WHAT IS EXPECTED
Find every line in the records below that contains the word "social", and copy each such line.

[START RAW DATA]

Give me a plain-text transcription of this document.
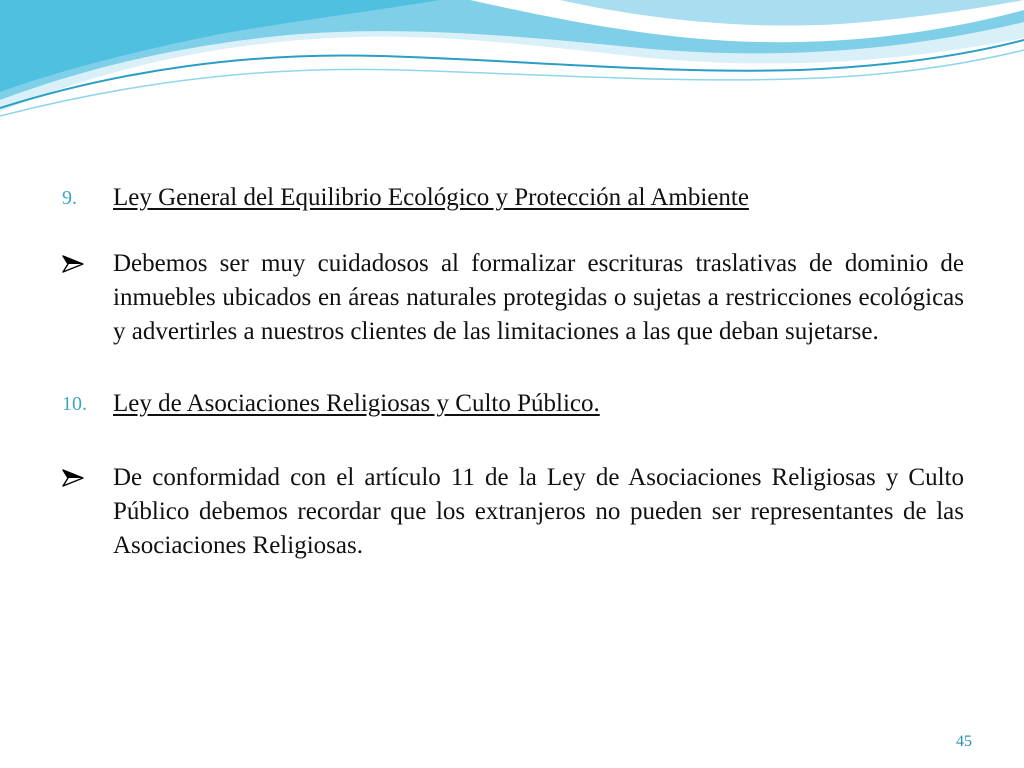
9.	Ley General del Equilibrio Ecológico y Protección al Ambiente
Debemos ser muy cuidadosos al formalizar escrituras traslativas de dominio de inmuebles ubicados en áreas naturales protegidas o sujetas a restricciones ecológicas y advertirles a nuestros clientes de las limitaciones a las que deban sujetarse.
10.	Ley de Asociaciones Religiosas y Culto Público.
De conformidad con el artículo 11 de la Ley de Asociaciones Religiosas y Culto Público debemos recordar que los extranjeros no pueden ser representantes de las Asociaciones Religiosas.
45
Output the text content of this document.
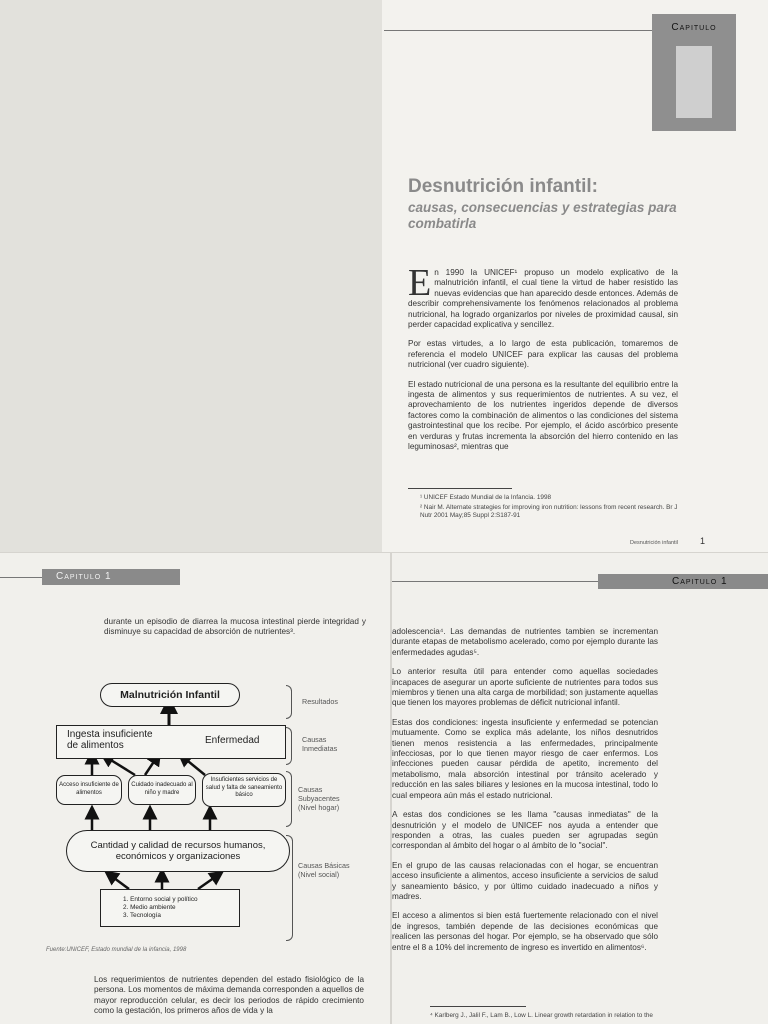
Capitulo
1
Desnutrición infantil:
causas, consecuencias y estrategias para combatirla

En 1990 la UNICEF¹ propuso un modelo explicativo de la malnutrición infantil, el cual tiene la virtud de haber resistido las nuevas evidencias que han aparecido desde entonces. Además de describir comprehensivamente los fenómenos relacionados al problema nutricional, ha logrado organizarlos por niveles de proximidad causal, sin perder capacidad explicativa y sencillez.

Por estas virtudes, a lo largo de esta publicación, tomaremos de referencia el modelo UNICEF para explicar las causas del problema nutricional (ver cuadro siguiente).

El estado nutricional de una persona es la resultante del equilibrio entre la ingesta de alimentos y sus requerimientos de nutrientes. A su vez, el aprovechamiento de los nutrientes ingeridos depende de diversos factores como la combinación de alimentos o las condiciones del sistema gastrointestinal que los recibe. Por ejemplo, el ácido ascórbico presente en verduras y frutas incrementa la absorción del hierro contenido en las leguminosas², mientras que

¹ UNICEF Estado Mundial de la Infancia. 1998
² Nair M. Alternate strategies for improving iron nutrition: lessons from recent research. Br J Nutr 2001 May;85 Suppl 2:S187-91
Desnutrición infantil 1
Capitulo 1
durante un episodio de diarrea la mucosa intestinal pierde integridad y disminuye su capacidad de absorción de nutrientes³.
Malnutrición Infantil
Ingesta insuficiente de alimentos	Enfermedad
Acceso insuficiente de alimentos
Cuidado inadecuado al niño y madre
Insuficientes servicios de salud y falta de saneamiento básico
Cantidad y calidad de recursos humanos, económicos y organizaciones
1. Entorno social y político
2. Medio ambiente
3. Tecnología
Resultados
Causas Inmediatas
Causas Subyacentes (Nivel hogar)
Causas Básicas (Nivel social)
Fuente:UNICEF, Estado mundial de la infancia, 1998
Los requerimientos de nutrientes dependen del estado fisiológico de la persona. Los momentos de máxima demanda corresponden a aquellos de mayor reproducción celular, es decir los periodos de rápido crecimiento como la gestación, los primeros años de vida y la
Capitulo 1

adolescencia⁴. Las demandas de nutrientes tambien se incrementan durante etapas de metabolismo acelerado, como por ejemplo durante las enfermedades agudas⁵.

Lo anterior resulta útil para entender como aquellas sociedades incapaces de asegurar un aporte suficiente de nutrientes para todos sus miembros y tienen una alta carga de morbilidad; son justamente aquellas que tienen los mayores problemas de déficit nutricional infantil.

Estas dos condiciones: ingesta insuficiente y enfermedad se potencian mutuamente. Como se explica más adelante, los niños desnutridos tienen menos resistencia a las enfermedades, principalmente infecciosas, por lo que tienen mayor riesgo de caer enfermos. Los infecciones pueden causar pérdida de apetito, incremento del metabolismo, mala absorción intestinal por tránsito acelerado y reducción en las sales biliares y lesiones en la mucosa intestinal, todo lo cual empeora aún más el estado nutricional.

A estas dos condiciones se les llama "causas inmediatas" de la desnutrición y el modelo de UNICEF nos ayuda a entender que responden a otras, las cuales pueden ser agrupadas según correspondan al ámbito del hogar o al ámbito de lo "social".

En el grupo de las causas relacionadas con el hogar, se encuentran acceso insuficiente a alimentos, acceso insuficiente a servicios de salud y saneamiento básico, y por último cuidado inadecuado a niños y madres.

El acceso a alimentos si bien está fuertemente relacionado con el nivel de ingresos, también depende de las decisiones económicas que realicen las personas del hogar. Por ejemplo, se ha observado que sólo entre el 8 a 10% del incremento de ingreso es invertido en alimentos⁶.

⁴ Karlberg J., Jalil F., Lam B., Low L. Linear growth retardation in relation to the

[END RAW DATA]

WRITTEN RESPONSE
1. Entorno social y político
Causas Básicas (Nivel social)
A estas dos condiciones se les llama "causas inmediatas" de la desnutrición y el modelo de UNICEF nos ayuda a entender que responden a otras, las cuales pueden ser agrupadas según correspondan al ámbito del hogar o al ámbito de lo "social".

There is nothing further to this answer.